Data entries
>>>>>

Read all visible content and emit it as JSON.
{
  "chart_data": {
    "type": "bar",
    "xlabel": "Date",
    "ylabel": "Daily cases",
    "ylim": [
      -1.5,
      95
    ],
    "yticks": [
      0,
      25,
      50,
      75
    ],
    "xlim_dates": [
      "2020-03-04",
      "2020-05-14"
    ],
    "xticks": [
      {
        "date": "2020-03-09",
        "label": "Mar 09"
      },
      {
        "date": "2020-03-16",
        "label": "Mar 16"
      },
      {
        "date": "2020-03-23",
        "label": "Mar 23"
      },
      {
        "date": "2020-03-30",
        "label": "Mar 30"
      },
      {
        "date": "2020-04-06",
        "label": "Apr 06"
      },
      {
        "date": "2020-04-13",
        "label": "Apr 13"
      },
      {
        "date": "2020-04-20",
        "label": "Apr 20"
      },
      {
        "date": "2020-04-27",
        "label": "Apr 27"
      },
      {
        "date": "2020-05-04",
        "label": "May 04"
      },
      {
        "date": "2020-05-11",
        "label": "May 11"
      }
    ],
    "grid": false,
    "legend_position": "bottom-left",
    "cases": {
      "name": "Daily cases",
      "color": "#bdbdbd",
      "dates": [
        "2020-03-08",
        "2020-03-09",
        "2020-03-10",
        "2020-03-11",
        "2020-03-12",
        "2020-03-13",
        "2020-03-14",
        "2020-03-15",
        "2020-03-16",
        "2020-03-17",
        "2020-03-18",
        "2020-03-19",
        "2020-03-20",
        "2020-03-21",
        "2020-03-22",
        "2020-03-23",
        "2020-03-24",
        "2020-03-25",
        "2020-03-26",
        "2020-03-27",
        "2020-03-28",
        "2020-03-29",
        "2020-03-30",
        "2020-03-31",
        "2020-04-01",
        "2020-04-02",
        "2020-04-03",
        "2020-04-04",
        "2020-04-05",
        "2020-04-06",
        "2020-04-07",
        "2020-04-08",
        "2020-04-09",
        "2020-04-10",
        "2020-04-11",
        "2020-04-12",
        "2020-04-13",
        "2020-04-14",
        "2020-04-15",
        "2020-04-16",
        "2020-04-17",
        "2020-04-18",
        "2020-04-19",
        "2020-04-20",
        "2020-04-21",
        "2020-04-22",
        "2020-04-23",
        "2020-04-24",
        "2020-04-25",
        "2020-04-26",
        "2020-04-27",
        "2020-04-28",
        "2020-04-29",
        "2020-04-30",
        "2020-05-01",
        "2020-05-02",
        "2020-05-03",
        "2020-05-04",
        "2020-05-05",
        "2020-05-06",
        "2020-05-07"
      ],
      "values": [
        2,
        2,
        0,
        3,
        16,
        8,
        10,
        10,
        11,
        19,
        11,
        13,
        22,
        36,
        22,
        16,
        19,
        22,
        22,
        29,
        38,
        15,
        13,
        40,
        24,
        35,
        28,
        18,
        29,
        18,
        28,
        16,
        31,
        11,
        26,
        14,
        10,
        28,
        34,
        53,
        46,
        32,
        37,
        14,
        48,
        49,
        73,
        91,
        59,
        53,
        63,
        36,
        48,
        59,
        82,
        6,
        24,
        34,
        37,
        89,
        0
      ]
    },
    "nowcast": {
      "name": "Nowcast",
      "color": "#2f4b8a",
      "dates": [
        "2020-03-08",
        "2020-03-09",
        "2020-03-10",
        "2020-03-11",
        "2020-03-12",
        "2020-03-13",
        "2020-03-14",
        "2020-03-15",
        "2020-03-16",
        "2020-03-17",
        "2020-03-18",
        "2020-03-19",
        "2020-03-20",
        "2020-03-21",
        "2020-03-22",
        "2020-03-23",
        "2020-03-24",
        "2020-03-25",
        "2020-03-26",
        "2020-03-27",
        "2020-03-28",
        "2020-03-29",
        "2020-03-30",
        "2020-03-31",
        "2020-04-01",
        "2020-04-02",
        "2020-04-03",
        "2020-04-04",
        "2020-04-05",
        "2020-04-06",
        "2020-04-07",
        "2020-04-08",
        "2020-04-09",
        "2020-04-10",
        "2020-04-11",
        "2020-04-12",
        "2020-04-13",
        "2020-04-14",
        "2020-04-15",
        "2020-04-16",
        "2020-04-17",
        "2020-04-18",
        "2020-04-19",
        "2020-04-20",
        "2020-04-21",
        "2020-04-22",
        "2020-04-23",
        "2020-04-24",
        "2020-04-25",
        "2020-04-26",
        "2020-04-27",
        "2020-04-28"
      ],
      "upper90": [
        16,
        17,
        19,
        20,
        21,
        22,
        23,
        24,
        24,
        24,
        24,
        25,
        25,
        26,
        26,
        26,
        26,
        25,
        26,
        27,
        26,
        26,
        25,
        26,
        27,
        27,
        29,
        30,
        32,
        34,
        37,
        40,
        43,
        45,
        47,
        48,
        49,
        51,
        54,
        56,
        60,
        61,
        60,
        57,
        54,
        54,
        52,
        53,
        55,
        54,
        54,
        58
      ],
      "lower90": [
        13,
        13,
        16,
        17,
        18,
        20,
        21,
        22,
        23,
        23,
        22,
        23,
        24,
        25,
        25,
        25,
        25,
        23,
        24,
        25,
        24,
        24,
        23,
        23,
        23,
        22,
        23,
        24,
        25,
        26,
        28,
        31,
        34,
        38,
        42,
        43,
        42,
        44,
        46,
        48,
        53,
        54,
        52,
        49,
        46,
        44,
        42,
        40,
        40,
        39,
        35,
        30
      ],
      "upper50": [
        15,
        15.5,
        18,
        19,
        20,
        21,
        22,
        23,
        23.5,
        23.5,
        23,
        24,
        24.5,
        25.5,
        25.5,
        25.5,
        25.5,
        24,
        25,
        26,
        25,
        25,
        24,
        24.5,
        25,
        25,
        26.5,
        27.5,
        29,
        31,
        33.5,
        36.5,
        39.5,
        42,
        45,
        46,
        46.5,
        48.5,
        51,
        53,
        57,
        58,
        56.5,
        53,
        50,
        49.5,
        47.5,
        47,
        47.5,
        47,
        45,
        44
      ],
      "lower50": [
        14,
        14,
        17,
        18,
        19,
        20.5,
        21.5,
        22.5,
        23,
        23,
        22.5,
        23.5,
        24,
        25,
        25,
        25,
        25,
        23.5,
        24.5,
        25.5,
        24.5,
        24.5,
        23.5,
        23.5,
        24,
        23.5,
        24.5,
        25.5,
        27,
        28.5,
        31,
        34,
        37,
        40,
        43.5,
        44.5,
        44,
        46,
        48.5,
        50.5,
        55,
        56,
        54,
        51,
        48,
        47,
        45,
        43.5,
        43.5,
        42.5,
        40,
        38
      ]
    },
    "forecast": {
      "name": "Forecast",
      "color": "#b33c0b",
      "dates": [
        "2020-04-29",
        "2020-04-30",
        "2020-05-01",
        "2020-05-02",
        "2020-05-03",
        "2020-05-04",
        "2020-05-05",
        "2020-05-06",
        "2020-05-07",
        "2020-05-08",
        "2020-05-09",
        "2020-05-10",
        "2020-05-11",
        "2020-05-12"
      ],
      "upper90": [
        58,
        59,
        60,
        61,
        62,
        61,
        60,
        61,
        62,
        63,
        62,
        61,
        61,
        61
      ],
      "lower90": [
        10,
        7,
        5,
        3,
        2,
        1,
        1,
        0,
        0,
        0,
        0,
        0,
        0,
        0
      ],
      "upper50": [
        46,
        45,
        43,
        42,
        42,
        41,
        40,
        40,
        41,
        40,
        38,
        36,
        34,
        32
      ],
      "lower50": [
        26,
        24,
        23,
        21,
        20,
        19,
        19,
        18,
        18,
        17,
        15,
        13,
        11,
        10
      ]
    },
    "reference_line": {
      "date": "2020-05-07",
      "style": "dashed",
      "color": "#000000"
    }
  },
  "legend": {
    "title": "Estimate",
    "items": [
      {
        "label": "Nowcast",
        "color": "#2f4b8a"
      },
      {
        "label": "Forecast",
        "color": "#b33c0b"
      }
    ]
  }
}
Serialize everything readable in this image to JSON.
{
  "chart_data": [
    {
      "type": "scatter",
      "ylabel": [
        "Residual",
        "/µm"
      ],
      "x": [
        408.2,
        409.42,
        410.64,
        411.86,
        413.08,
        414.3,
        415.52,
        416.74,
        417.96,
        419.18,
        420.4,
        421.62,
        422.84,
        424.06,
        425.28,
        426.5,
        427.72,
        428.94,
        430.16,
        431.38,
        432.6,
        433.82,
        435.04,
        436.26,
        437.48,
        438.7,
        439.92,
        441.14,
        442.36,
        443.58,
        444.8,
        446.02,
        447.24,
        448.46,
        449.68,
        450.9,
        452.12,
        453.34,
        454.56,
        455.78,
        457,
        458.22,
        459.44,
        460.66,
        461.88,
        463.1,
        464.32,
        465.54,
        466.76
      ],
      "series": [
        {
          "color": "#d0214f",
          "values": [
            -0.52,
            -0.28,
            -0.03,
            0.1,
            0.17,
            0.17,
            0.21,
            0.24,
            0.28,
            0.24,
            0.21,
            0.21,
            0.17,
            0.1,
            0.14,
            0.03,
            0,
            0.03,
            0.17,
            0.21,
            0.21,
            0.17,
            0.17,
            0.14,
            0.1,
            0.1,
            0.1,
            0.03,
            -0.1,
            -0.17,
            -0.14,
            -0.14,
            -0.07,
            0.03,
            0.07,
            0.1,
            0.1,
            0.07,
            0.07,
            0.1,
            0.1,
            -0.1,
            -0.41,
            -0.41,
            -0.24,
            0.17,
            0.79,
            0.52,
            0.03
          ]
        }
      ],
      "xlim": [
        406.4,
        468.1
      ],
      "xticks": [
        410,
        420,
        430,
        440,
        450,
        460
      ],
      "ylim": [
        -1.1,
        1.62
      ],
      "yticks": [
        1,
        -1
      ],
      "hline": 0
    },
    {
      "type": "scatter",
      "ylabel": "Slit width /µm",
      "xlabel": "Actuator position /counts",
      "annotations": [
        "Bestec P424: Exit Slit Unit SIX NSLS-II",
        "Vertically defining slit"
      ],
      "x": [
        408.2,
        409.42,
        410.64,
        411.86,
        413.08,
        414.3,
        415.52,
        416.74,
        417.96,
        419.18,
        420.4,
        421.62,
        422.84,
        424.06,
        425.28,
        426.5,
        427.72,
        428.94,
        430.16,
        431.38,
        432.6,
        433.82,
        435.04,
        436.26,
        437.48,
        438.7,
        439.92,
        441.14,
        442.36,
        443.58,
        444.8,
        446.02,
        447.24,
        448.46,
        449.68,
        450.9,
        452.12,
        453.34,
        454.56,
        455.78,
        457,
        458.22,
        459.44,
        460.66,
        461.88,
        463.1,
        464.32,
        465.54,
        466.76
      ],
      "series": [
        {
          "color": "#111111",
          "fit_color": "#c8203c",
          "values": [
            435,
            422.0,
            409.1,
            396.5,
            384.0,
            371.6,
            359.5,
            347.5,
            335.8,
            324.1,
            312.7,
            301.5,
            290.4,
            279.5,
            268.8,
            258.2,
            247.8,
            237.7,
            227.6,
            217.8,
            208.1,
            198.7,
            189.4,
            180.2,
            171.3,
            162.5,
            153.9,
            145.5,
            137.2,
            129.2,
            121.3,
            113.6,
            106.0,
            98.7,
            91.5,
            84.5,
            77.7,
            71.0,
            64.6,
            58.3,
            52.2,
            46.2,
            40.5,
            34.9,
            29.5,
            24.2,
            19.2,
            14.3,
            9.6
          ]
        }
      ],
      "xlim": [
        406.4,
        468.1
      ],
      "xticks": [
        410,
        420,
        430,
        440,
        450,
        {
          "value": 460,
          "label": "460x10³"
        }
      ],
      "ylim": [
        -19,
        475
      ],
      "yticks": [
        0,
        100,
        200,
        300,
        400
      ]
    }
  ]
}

<<<<<

Return each line of the data that contains the string "xlabel".

    "xlabel": "Date",
      "xlabel": "Actuator position /counts",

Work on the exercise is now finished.